Given instruction: Reproduce all of the data exactly, with no line skipped.

**** Stored rows ****

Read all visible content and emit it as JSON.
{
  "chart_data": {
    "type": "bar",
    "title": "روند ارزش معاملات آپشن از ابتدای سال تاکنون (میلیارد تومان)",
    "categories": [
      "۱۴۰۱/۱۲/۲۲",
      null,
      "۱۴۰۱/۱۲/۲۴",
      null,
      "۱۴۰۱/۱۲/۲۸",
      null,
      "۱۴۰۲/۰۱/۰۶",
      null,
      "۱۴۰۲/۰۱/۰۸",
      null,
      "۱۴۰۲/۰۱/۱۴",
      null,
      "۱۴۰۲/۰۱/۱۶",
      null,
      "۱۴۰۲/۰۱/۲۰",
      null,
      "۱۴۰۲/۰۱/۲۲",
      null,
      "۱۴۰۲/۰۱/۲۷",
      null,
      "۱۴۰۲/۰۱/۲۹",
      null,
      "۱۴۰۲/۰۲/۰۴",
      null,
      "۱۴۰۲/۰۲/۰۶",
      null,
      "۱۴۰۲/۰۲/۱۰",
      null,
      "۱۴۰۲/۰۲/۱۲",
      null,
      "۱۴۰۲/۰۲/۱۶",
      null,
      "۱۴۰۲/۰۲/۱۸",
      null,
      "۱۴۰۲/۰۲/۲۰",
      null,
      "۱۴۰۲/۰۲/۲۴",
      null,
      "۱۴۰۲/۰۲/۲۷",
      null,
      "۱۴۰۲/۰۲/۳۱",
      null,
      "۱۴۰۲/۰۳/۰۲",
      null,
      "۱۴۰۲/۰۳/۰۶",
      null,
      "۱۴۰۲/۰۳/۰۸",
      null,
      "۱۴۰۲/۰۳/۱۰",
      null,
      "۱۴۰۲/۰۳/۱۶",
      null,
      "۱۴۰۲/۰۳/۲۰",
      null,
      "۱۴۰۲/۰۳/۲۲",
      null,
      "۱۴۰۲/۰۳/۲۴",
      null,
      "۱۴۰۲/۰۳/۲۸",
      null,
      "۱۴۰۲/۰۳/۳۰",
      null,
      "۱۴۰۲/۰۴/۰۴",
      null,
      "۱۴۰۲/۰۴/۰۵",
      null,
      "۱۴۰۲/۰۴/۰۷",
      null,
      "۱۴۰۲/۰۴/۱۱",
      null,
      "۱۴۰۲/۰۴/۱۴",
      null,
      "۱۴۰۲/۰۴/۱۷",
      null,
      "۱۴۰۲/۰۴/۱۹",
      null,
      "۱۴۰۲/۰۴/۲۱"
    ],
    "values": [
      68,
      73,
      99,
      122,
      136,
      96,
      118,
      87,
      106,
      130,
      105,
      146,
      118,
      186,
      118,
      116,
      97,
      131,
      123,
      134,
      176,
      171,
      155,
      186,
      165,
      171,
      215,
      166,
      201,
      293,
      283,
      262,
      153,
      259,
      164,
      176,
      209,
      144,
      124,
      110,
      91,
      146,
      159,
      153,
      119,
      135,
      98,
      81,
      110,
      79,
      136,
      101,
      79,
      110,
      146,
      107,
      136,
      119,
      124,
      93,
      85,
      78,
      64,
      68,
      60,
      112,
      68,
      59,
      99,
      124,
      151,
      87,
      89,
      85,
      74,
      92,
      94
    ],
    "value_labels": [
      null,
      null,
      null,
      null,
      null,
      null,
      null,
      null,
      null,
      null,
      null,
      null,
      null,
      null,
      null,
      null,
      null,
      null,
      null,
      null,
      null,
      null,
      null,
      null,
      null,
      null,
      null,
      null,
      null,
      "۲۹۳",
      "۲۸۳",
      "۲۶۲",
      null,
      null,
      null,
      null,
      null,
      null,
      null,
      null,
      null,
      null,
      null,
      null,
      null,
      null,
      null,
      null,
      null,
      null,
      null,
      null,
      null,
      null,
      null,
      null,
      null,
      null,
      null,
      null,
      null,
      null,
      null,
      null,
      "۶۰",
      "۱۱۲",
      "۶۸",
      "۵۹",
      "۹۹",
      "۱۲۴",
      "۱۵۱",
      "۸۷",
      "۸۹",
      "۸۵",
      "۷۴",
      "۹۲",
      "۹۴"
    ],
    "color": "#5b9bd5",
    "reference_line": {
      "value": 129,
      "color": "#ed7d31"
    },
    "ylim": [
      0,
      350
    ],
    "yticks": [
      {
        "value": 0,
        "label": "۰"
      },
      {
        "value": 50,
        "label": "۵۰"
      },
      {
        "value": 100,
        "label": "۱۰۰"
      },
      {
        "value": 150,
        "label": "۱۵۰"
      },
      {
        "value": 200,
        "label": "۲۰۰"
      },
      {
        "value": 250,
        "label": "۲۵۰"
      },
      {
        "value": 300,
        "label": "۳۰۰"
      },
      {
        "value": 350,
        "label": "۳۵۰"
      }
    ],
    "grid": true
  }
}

****

Result of this task:
Read all visible content and emit it as JSON.
{
  "chart_data": {
    "type": "bar",
    "title": "روند ارزش معاملات آپشن از ابتدای سال تاکنون (میلیارد تومان)",
    "categories": [
      "۱۴۰۱/۱۲/۲۲",
      null,
      "۱۴۰۱/۱۲/۲۴",
      null,
      "۱۴۰۱/۱۲/۲۸",
      null,
      "۱۴۰۲/۰۱/۰۶",
      null,
      "۱۴۰۲/۰۱/۰۸",
      null,
      "۱۴۰۲/۰۱/۱۴",
      null,
      "۱۴۰۲/۰۱/۱۶",
      null,
      "۱۴۰۲/۰۱/۲۰",
      null,
      "۱۴۰۲/۰۱/۲۲",
      null,
      "۱۴۰۲/۰۱/۲۷",
      null,
      "۱۴۰۲/۰۱/۲۹",
      null,
      "۱۴۰۲/۰۲/۰۴",
      null,
      "۱۴۰۲/۰۲/۰۶",
      null,
      "۱۴۰۲/۰۲/۱۰",
      null,
      "۱۴۰۲/۰۲/۱۲",
      null,
      "۱۴۰۲/۰۲/۱۶",
      null,
      "۱۴۰۲/۰۲/۱۸",
      null,
      "۱۴۰۲/۰۲/۲۰",
      null,
      "۱۴۰۲/۰۲/۲۴",
      null,
      "۱۴۰۲/۰۲/۲۷",
      null,
      "۱۴۰۲/۰۲/۳۱",
      null,
      "۱۴۰۲/۰۳/۰۲",
      null,
      "۱۴۰۲/۰۳/۰۶",
      null,
      "۱۴۰۲/۰۳/۰۸",
      null,
      "۱۴۰۲/۰۳/۱۰",
      null,
      "۱۴۰۲/۰۳/۱۶",
      null,
      "۱۴۰۲/۰۳/۲۰",
      null,
      "۱۴۰۲/۰۳/۲۲",
      null,
      "۱۴۰۲/۰۳/۲۴",
      null,
      "۱۴۰۲/۰۳/۲۸",
      null,
      "۱۴۰۲/۰۳/۳۰",
      null,
      "۱۴۰۲/۰۴/۰۴",
      null,
      "۱۴۰۲/۰۴/۰۵",
      null,
      "۱۴۰۲/۰۴/۰۷",
      null,
      "۱۴۰۲/۰۴/۱۱",
      null,
      "۱۴۰۲/۰۴/۱۴",
      null,
      "۱۴۰۲/۰۴/۱۷",
      null,
      "۱۴۰۲/۰۴/۱۹",
      null,
      "۱۴۰۲/۰۴/۲۱"
    ],
    "values": [
      68,
      73,
      99,
      122,
      136,
      96,
      118,
      87,
      106,
      130,
      105,
      146,
      118,
      186,
      118,
      116,
      97,
      131,
      123,
      134,
      176,
      171,
      155,
      186,
      165,
      171,
      215,
      166,
      201,
      293,
      283,
      262,
      153,
      259,
      164,
      176,
      209,
      144,
      124,
      110,
      91,
      146,
      159,
      153,
      119,
      135,
      98,
      81,
      110,
      79,
      136,
      101,
      79,
      110,
      146,
      107,
      136,
      119,
      124,
      93,
      85,
      78,
      64,
      68,
      60,
      112,
      68,
      59,
      99,
      124,
      151,
      87,
      89,
      85,
      74,
      92,
      94
    ],
    "value_labels": [
      null,
      null,
      null,
      null,
      null,
      null,
      null,
      null,
      null,
      null,
      null,
      null,
      null,
      null,
      null,
      null,
      null,
      null,
      null,
      null,
      null,
      null,
      null,
      null,
      null,
      null,
      null,
      null,
      null,
      "۲۹۳",
      "۲۸۳",
      "۲۶۲",
      null,
      null,
      null,
      null,
      null,
      null,
      null,
      null,
      null,
      null,
      null,
      null,
      null,
      null,
      null,
      null,
      null,
      null,
      null,
      null,
      null,
      null,
      null,
      null,
      null,
      null,
      null,
      null,
      null,
      null,
      null,
      null,
      "۶۰",
      "۱۱۲",
      "۶۸",
      "۵۹",
      "۹۹",
      "۱۲۴",
      "۱۵۱",
      "۸۷",
      "۸۹",
      "۸۵",
      "۷۴",
      "۹۲",
      "۹۴"
    ],
    "color": "#5b9bd5",
    "reference_line": {
      "value": 129,
      "color": "#ed7d31"
    },
    "ylim": [
      0,
      350
    ],
    "yticks": [
      {
        "value": 0,
        "label": "۰"
      },
      {
        "value": 50,
        "label": "۵۰"
      },
      {
        "value": 100,
        "label": "۱۰۰"
      },
      {
        "value": 150,
        "label": "۱۵۰"
      },
      {
        "value": 200,
        "label": "۲۰۰"
      },
      {
        "value": 250,
        "label": "۲۵۰"
      },
      {
        "value": 300,
        "label": "۳۰۰"
      },
      {
        "value": 350,
        "label": "۳۵۰"
      }
    ],
    "grid": true
  }
}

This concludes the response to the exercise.